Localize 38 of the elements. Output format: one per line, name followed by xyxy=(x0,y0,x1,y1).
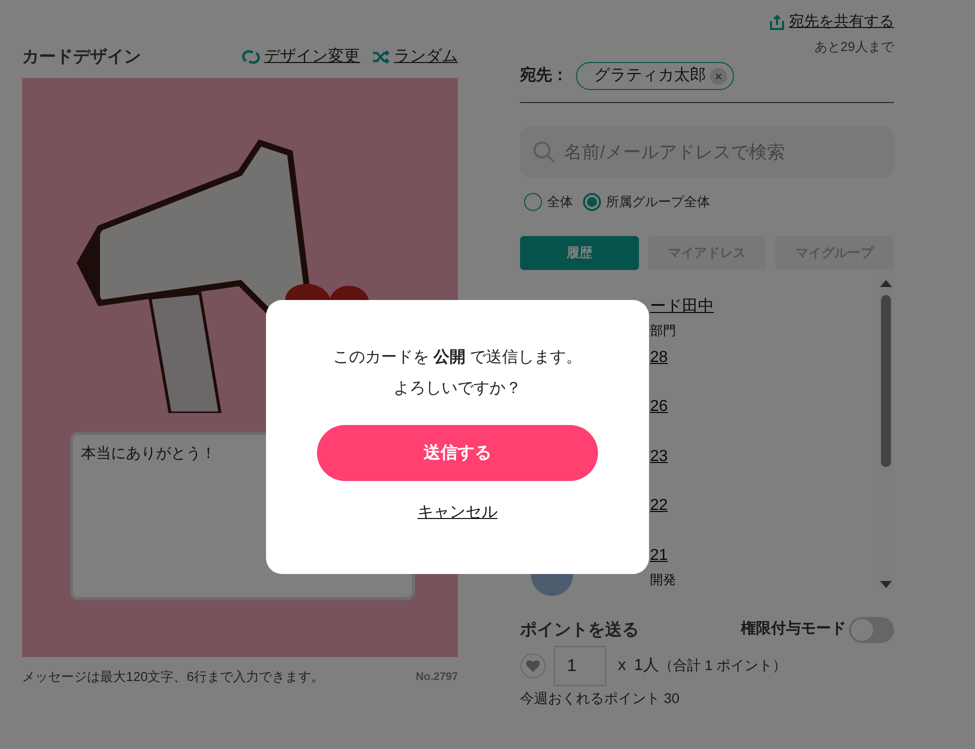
contact-name[interactable]: 28 xyxy=(650,346,668,370)
mode-toggle[interactable] xyxy=(849,616,894,642)
mode-label: 権限付与モード xyxy=(741,619,846,640)
design-link[interactable]: ランダム xyxy=(372,45,458,69)
section-title: カードデザイン xyxy=(22,46,141,68)
contact-name[interactable]: 26 xyxy=(650,395,668,419)
scroll-up-icon[interactable] xyxy=(880,278,892,286)
people-count: 1人 xyxy=(634,656,659,676)
points-title: ポイントを送る xyxy=(520,618,639,641)
caption-text: メッセージは最大120文字、6行まで入力できます。 xyxy=(22,668,324,686)
department-text: 部門 xyxy=(650,322,677,340)
refresh-icon xyxy=(242,50,260,64)
total-text: （合計 1 ポイント） xyxy=(658,656,786,675)
contact-name[interactable]: 22 xyxy=(650,494,668,518)
recipient-chip: グラティカ太郎 xyxy=(576,62,734,90)
dialog-message: このカードを 公開 で送信します。 xyxy=(333,348,582,368)
contact-name[interactable]: ード田中 xyxy=(650,294,714,318)
contact-name[interactable]: 23 xyxy=(650,444,668,468)
dialog-question: よろしいですか？ xyxy=(394,379,522,399)
points-input[interactable]: 1 xyxy=(554,646,606,686)
send-button[interactable]: 送信する xyxy=(317,425,598,481)
share-link[interactable]: 宛先を共有する xyxy=(769,11,894,34)
times-sign: x xyxy=(618,656,626,676)
contact-name[interactable]: 21 xyxy=(650,544,676,568)
remove-icon[interactable] xyxy=(710,68,727,84)
department-text: 開発 xyxy=(650,570,676,588)
share-icon xyxy=(769,14,785,30)
scope-radio[interactable]: 所属グループ全体 xyxy=(583,192,710,212)
remaining-text: あと29人まで xyxy=(814,38,894,56)
weekly-points-text: 今週おくれるポイント 30 xyxy=(520,688,680,708)
recipient-label: 宛先： xyxy=(520,65,568,86)
card-number: No.2797 xyxy=(416,670,458,684)
design-link[interactable]: デザイン変更 xyxy=(242,45,360,69)
search-icon xyxy=(532,140,556,164)
cancel-link[interactable]: キャンセル xyxy=(418,501,498,525)
scope-radio[interactable]: 全体 xyxy=(524,192,573,212)
scroll-down-icon[interactable] xyxy=(880,580,892,588)
shuffle-icon xyxy=(372,50,390,64)
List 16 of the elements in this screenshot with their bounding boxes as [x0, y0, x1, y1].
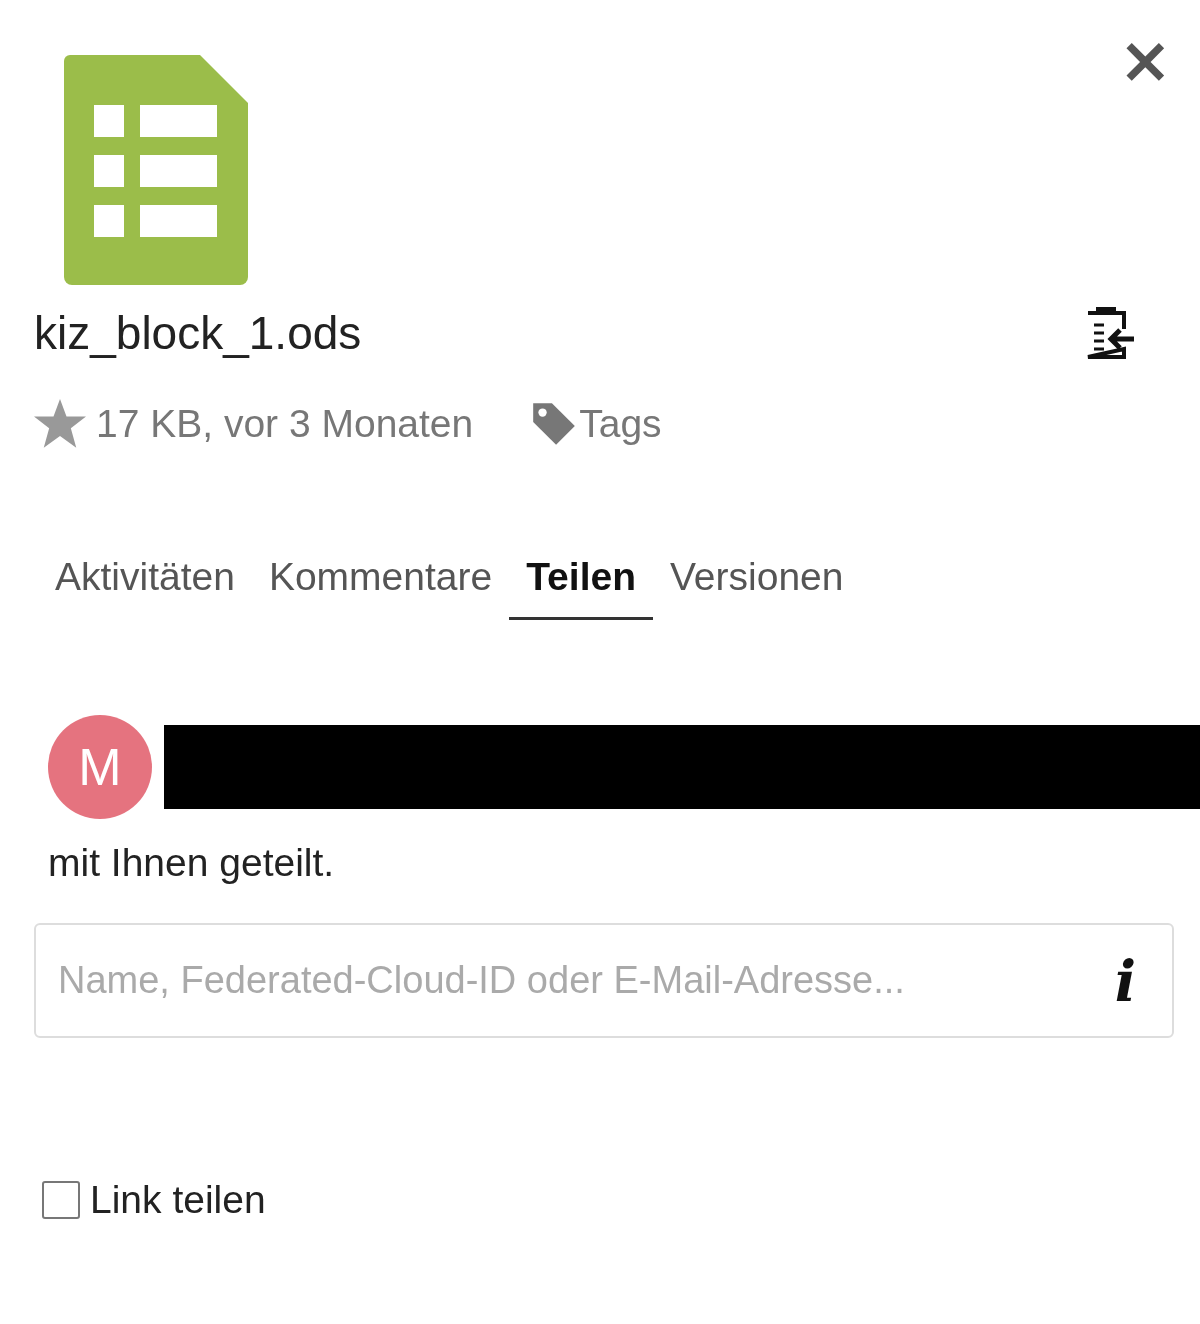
tab[interactable]: Aktivitäten — [38, 549, 252, 620]
file-meta: 17 KB, vor 3 Monaten — [96, 402, 474, 446]
tab[interactable]: Teilen — [509, 549, 653, 620]
link-share-label[interactable]: Link teilen — [90, 1178, 266, 1222]
tags-button[interactable]: Tags — [529, 399, 662, 449]
close-button[interactable]: × — [1112, 28, 1178, 92]
avatar: M — [48, 715, 152, 819]
star-icon[interactable] — [34, 399, 86, 449]
file-name: kiz_block_1.ods — [34, 306, 362, 360]
tab[interactable]: Versionen — [653, 549, 861, 620]
info-icon[interactable]: i — [1114, 947, 1136, 1014]
spreadsheet-icon — [64, 55, 248, 287]
share-search-field[interactable]: Name, Federated-Cloud-ID oder E-Mail-Adresse... i — [34, 923, 1174, 1038]
shared-text: mit Ihnen geteilt. — [48, 841, 336, 885]
tab[interactable]: Kommentare — [251, 549, 510, 620]
link-checkbox[interactable] — [42, 1181, 80, 1219]
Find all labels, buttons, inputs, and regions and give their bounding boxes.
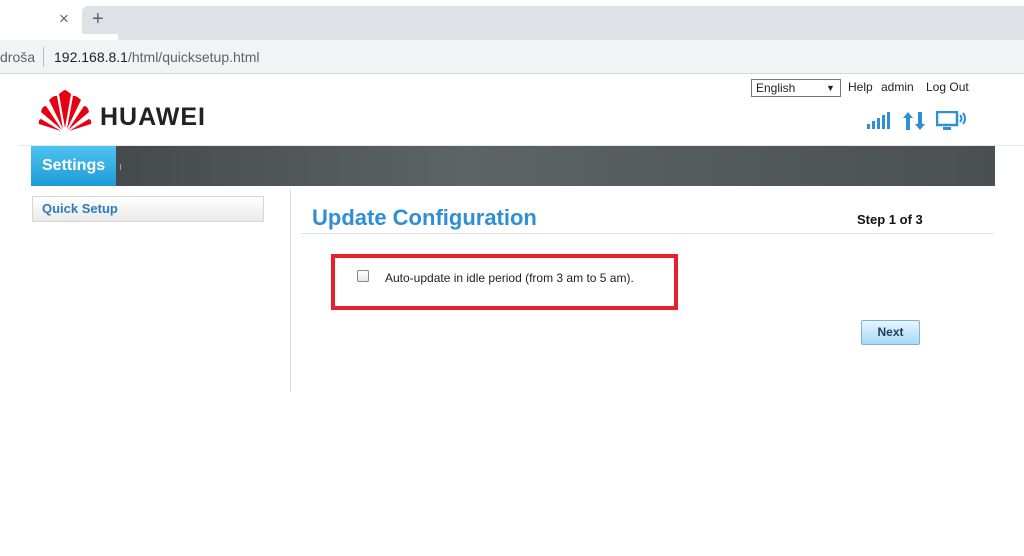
address-path: /html/quicksetup.html	[127, 49, 260, 65]
data-transfer-icon[interactable]	[903, 111, 925, 131]
title-divider	[301, 233, 994, 234]
brand-name: HUAWEI	[100, 103, 206, 131]
auto-update-label[interactable]: Auto-update in idle period (from 3 am to…	[385, 271, 634, 285]
address-url[interactable]: 192.168.8.1/html/quicksetup.html	[54, 48, 259, 66]
nav-divider	[120, 164, 121, 170]
page-title: Update Configuration	[312, 205, 537, 230]
language-selected: English	[756, 81, 796, 95]
sidebar-item-label[interactable]: Quick Setup	[42, 202, 118, 216]
user-link[interactable]: admin	[881, 80, 914, 94]
huawei-logo-icon	[38, 90, 92, 131]
main-nav-bar	[31, 146, 995, 186]
address-separator	[43, 47, 44, 67]
next-button[interactable]: Next	[861, 320, 920, 345]
sidebar-divider	[290, 190, 291, 392]
signal-strength-icon[interactable]	[866, 112, 894, 130]
dropdown-arrow-icon: ▼	[826, 83, 835, 93]
step-indicator: Step 1 of 3	[857, 212, 923, 227]
device-connected-icon[interactable]	[936, 111, 968, 131]
auto-update-checkbox[interactable]	[357, 270, 369, 282]
help-link[interactable]: Help	[848, 80, 873, 94]
logout-link[interactable]: Log Out	[926, 80, 969, 94]
tab-settings-label[interactable]: Settings	[42, 157, 105, 175]
close-tab-icon[interactable]: ×	[56, 9, 72, 29]
tab-strip	[118, 6, 1024, 40]
address-host: 192.168.8.1	[54, 49, 128, 65]
plus-icon: +	[92, 8, 104, 30]
address-prefix: droša	[0, 49, 36, 65]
^^^^^^^^^^^^^^^^
- Aim of the exercise -
Copy out the lines from the one containing "49, 260, 65]" up to and including the one containing "190, 291, 392]", character for character.

- Correct output -
address-path: /html/quicksetup.html	[127, 49, 260, 65]
data-transfer-icon[interactable]	[903, 111, 925, 131]
title-divider	[301, 233, 994, 234]
brand-name: HUAWEI	[100, 103, 206, 131]
auto-update-label[interactable]: Auto-update in idle period (from 3 am to…	[385, 271, 634, 285]
address-url[interactable]: 192.168.8.1/html/quicksetup.html	[54, 48, 259, 66]
nav-divider	[120, 164, 121, 170]
page-title: Update Configuration	[312, 205, 537, 230]
language-selected: English	[756, 81, 796, 95]
sidebar-item-label[interactable]: Quick Setup	[42, 202, 118, 216]
user-link[interactable]: admin	[881, 80, 914, 94]
huawei-logo-icon	[38, 90, 92, 131]
main-nav-bar	[31, 146, 995, 186]
address-separator	[43, 47, 44, 67]
next-button[interactable]: Next	[861, 320, 920, 345]
sidebar-divider	[290, 190, 291, 392]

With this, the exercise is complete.